[Extracted records]
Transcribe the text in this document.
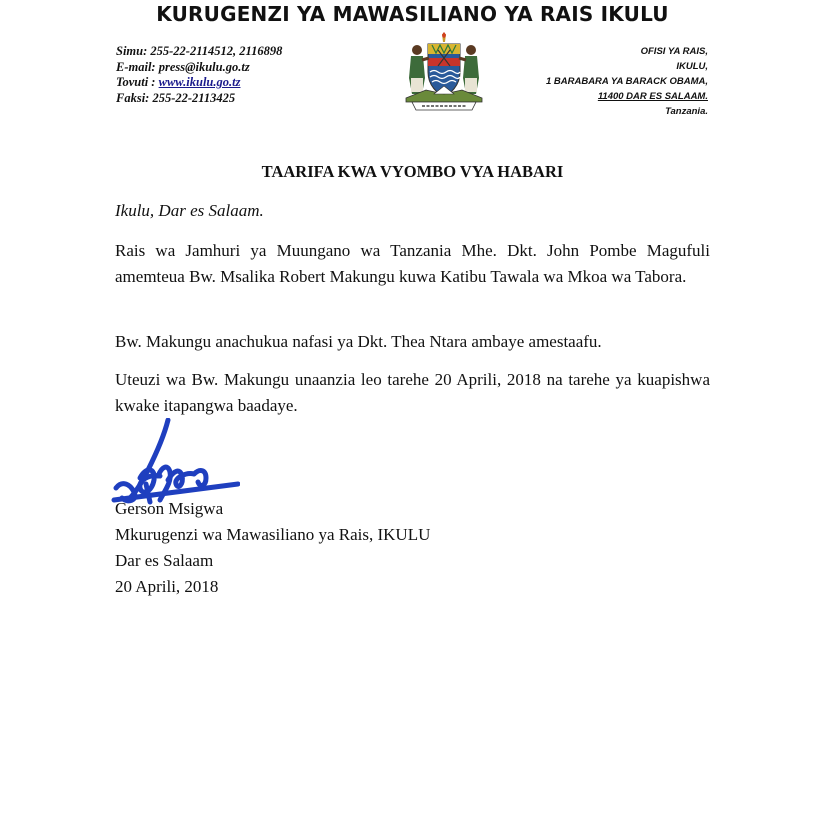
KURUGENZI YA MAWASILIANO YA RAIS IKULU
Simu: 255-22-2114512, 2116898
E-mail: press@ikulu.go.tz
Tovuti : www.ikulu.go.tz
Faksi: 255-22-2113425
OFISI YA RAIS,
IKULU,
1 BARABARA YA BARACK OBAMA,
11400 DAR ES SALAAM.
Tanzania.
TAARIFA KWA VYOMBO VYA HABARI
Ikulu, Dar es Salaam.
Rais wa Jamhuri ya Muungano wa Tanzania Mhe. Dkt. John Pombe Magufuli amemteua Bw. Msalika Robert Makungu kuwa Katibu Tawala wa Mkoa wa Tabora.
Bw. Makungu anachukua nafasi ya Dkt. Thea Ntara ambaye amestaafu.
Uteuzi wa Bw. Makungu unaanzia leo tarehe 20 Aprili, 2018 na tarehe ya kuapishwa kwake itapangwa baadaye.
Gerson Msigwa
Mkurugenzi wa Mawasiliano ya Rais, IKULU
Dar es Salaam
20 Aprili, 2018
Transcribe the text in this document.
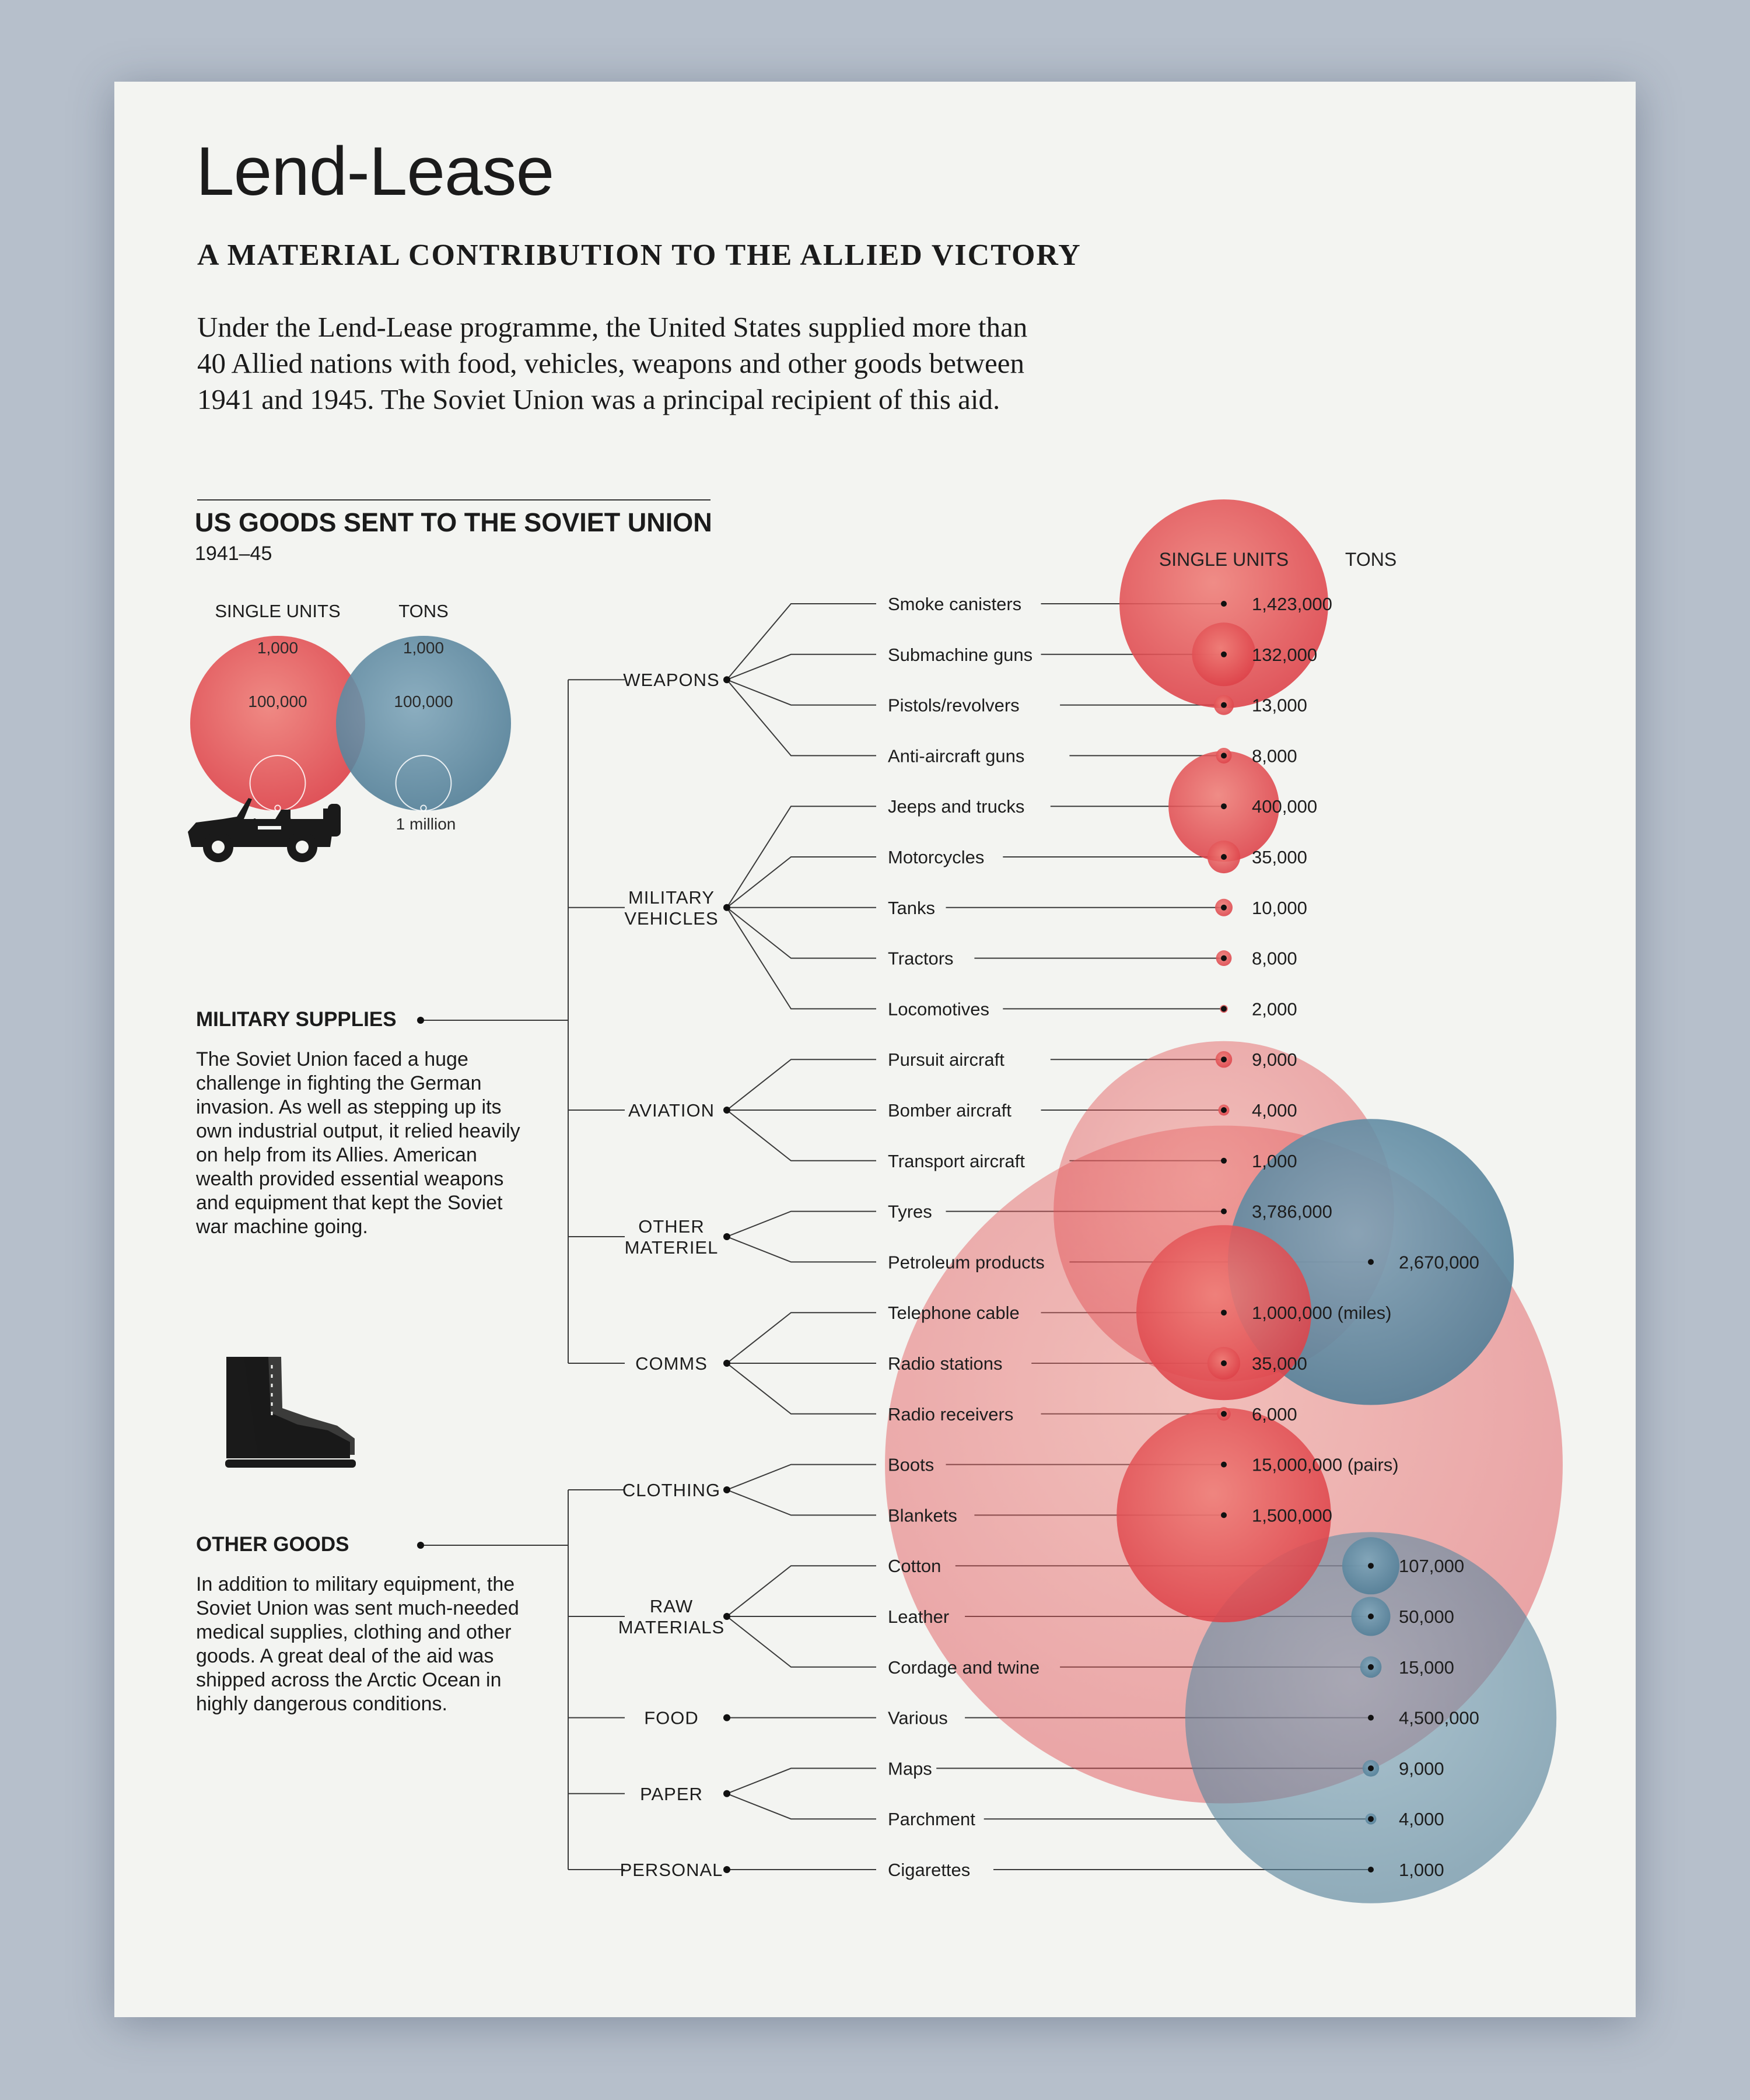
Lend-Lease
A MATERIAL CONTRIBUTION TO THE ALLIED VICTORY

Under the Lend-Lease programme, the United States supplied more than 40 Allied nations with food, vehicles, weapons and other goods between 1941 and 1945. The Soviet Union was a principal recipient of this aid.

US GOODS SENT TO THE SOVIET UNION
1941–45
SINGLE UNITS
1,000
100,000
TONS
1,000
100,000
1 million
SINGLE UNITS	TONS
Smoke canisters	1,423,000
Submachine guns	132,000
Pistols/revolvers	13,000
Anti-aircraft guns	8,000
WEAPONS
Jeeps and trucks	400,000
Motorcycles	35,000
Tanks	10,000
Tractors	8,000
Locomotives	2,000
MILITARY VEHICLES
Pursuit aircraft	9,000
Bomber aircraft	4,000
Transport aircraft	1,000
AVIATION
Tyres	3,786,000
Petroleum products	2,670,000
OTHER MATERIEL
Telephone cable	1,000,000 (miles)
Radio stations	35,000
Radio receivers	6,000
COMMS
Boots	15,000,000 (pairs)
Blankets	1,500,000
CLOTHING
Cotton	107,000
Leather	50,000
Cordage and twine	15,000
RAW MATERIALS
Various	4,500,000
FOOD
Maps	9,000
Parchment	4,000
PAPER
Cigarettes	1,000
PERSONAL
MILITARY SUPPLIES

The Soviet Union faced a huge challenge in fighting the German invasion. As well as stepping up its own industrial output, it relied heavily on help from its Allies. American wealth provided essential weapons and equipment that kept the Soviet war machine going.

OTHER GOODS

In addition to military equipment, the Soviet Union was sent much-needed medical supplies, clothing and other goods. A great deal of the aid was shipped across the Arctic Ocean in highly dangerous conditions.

* _Exercise goal_
Return the listing above in full and without alteration, excluding its pictures.

* _Task result_
Transcribe the text in this document.
KURUGENZI YA MAWASILIANO YA RAIS IKULU
Simu: 255-22-2114512, 2116898
E-mail: press@ikulu.go.tz
Tovuti : www.ikulu.go.tz
Faksi: 255-22-2113425
OFISI YA RAIS,
IKULU,
1 BARABARA YA BARACK OBAMA,
11400 DAR ES SALAAM.
Tanzania.
TAARIFA KWA VYOMBO VYA HABARI
Ikulu, Dar es Salaam.
Rais wa Jamhuri ya Muungano wa Tanzania Mhe. Dkt. John Pombe Magufuli amemteua Bw. Msalika Robert Makungu kuwa Katibu Tawala wa Mkoa wa Tabora.
Bw. Makungu anachukua nafasi ya Dkt. Thea Ntara ambaye amestaafu.
Uteuzi wa Bw. Makungu unaanzia leo tarehe 20 Aprili, 2018 na tarehe ya kuapishwa kwake itapangwa baadaye.
Gerson Msigwa
Mkurugenzi wa Mawasiliano ya Rais, IKULU
Dar es Salaam
20 Aprili, 2018
Transcribe the text in this document.
Lend-Lease
A MATERIAL CONTRIBUTION TO THE ALLIED VICTORY

Under the Lend-Lease programme, the United States supplied more than 40 Allied nations with food, vehicles, weapons and other goods between 1941 and 1945. The Soviet Union was a principal recipient of this aid.

US GOODS SENT TO THE SOVIET UNION
1941–45
SINGLE UNITS
1,000
100,000
TONS
1,000
100,000
1 million
SINGLE UNITS	TONS
Smoke canisters	1,423,000
Submachine guns	132,000
Pistols/revolvers	13,000
Anti-aircraft guns	8,000
WEAPONS
Jeeps and trucks	400,000
Motorcycles	35,000
Tanks	10,000
Tractors	8,000
Locomotives	2,000
MILITARY VEHICLES
Pursuit aircraft	9,000
Bomber aircraft	4,000
Transport aircraft	1,000
AVIATION
Tyres	3,786,000
Petroleum products	2,670,000
OTHER MATERIEL
Telephone cable	1,000,000 (miles)
Radio stations	35,000
Radio receivers	6,000
COMMS
Boots	15,000,000 (pairs)
Blankets	1,500,000
CLOTHING
Cotton	107,000
Leather	50,000
Cordage and twine	15,000
RAW MATERIALS
Various	4,500,000
FOOD
Maps	9,000
Parchment	4,000
PAPER
Cigarettes	1,000
PERSONAL
MILITARY SUPPLIES

The Soviet Union faced a huge challenge in fighting the German invasion. As well as stepping up its own industrial output, it relied heavily on help from its Allies. American wealth provided essential weapons and equipment that kept the Soviet war machine going.

OTHER GOODS

In addition to military equipment, the Soviet Union was sent much-needed medical supplies, clothing and other goods. A great deal of the aid was shipped across the Arctic Ocean in highly dangerous conditions.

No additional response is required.